TO BE DONE: Assemble all lines in which the string "milliers" appears.

## BEGIN

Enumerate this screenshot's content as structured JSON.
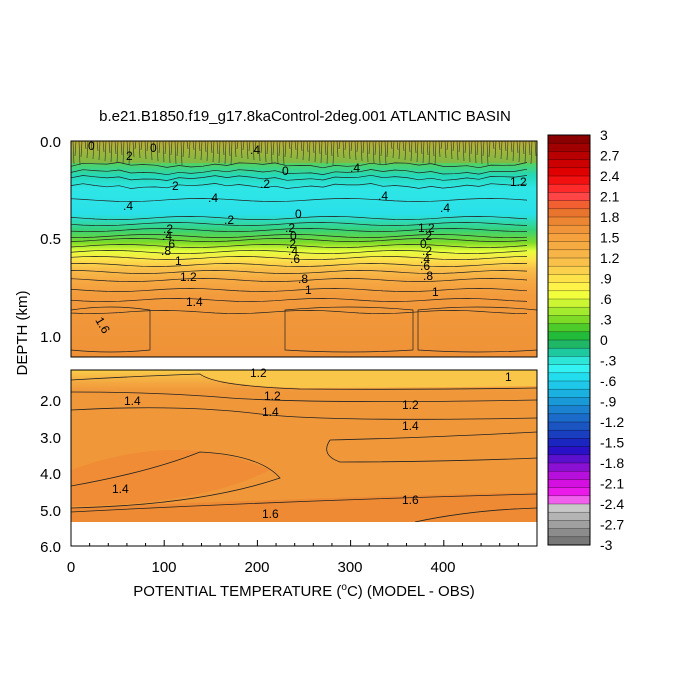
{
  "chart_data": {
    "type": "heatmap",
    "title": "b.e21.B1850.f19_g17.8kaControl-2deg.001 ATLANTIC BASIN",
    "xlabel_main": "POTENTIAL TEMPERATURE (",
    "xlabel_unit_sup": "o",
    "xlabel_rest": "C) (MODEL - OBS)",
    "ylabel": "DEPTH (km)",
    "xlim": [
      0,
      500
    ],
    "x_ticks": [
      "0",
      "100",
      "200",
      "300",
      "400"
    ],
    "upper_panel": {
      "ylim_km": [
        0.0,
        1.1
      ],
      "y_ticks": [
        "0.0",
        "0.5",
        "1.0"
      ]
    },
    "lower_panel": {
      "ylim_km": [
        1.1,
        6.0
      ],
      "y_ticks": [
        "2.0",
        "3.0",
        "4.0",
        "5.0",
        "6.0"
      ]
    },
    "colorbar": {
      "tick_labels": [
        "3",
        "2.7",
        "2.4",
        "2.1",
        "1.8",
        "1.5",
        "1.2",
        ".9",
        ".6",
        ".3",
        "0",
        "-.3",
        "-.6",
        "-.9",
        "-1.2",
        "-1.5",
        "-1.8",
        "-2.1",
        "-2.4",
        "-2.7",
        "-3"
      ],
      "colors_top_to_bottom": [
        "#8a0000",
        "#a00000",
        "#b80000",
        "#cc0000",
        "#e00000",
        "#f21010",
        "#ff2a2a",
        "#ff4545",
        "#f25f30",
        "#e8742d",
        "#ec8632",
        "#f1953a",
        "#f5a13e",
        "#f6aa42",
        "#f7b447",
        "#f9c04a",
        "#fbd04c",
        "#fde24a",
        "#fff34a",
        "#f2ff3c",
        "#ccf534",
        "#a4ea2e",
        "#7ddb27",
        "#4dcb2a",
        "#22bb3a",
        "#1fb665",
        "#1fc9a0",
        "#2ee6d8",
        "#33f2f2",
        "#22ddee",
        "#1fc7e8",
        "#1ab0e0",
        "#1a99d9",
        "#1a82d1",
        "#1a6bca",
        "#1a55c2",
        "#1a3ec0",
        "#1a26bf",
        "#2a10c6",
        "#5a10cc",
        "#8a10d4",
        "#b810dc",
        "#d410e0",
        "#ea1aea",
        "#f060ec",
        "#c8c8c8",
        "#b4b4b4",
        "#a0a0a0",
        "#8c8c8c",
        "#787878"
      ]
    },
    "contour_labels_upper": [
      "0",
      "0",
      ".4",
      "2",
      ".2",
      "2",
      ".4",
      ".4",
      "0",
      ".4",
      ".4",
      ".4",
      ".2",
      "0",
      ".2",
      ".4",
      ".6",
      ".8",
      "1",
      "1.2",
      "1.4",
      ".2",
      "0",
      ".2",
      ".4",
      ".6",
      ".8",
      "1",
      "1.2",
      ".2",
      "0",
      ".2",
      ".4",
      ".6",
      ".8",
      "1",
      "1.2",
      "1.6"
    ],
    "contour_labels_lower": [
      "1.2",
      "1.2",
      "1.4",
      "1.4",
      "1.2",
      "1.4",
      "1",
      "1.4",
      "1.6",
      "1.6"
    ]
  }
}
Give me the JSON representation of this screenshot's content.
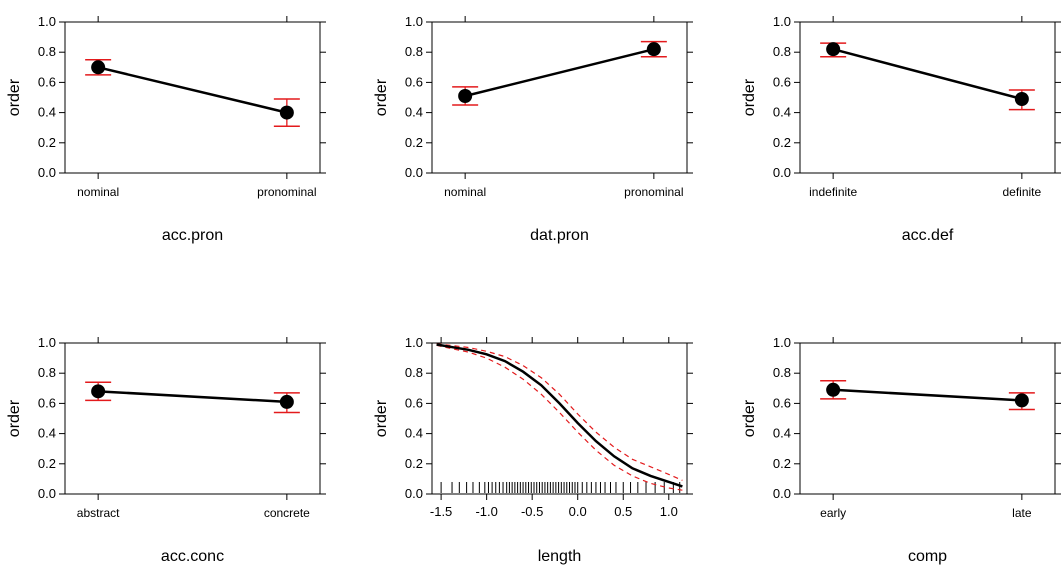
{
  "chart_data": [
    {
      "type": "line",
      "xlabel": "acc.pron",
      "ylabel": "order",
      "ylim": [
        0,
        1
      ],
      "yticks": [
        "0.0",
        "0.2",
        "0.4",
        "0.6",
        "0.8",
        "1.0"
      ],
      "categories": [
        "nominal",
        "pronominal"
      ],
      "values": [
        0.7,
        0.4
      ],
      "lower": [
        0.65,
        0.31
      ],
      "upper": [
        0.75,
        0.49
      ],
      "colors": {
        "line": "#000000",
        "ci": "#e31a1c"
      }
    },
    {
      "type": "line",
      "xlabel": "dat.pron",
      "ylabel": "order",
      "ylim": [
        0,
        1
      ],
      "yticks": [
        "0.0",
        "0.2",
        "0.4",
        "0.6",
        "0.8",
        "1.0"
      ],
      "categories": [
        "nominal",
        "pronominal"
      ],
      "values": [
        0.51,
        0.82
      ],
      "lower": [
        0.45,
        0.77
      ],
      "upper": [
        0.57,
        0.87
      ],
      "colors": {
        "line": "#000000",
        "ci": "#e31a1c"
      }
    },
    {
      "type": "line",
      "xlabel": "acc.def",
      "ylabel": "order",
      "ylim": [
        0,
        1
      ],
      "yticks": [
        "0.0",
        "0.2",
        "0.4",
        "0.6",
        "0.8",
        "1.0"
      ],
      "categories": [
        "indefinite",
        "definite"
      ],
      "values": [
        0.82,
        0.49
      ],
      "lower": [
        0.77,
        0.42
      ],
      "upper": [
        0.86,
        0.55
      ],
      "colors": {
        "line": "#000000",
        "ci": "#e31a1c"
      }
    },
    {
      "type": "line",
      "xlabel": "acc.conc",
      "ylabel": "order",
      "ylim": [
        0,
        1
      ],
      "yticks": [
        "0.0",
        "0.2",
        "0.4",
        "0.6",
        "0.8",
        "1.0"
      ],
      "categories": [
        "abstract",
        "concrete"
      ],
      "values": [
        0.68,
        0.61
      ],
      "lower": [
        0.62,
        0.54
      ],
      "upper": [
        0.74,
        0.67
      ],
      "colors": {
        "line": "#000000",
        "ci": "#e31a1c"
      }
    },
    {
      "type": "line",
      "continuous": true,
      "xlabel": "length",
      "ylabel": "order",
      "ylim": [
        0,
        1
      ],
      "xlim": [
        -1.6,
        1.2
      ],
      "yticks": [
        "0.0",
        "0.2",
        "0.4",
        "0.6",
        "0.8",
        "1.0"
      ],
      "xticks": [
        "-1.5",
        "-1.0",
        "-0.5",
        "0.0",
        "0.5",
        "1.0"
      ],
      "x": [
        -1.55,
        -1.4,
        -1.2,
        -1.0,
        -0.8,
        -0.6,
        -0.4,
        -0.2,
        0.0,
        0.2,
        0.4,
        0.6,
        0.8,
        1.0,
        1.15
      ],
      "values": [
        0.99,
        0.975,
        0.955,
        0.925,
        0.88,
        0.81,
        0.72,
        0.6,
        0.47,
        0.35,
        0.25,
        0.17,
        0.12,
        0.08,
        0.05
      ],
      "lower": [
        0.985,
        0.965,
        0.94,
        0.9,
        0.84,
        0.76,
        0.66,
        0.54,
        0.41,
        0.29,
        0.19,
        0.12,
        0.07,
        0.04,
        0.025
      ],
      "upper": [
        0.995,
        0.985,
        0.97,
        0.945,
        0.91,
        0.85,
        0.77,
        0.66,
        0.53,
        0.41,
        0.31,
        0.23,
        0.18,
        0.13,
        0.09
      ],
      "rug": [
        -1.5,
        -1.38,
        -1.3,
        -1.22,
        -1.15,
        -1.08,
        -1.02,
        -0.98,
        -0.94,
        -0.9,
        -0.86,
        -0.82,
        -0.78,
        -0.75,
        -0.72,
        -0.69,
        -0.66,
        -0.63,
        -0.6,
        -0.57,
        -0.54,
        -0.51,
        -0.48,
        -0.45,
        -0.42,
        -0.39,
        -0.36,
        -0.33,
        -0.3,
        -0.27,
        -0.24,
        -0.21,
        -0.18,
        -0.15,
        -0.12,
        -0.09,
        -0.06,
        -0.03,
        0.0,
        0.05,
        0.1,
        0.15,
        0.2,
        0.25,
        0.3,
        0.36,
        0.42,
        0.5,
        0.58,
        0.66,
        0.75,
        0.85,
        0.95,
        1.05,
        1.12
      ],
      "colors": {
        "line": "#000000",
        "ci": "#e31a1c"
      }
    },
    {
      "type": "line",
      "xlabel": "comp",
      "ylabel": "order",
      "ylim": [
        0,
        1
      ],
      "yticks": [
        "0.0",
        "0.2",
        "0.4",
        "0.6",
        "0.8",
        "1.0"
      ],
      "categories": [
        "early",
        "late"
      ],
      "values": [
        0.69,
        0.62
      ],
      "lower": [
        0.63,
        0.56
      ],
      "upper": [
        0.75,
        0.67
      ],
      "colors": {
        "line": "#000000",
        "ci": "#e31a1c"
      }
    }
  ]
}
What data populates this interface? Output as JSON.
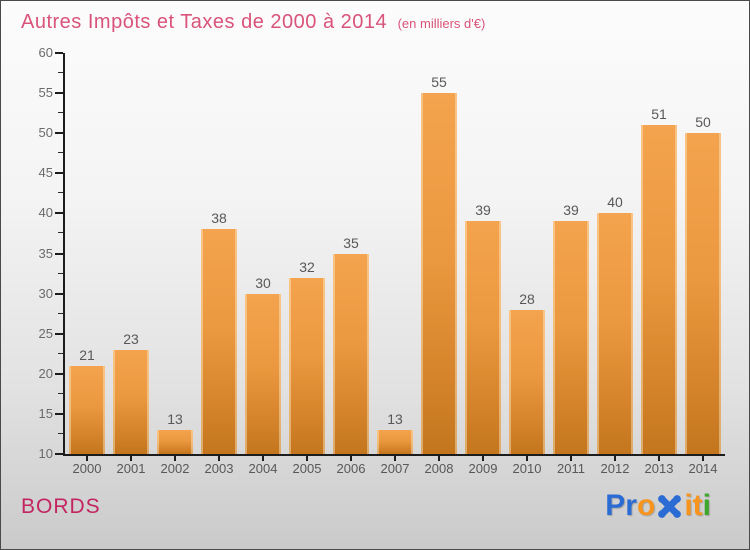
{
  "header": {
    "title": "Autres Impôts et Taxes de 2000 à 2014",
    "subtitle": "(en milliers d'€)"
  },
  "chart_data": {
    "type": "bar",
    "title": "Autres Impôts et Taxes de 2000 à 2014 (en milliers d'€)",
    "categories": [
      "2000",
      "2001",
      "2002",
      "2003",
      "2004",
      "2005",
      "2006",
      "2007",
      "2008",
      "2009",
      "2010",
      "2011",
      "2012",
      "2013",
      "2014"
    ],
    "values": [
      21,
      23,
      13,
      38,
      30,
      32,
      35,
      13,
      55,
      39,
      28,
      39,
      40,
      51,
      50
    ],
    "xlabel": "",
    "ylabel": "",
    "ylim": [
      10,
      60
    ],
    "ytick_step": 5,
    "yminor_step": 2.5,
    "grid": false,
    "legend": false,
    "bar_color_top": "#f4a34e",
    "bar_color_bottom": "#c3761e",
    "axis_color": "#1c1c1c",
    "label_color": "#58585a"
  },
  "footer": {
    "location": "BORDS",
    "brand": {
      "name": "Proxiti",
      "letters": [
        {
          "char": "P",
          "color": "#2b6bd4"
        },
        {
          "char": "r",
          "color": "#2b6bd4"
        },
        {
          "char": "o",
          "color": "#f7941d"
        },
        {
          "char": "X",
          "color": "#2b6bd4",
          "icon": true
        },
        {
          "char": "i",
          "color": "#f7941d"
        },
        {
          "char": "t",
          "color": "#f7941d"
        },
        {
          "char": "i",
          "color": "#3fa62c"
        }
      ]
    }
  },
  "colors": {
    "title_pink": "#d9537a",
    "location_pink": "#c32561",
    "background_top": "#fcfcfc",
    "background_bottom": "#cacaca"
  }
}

## END

COMPLETE OUTPUT:
    "subtitle": "(en milliers d'€)"
    "title": "Autres Impôts et Taxes de 2000 à 2014 (en milliers d'€)",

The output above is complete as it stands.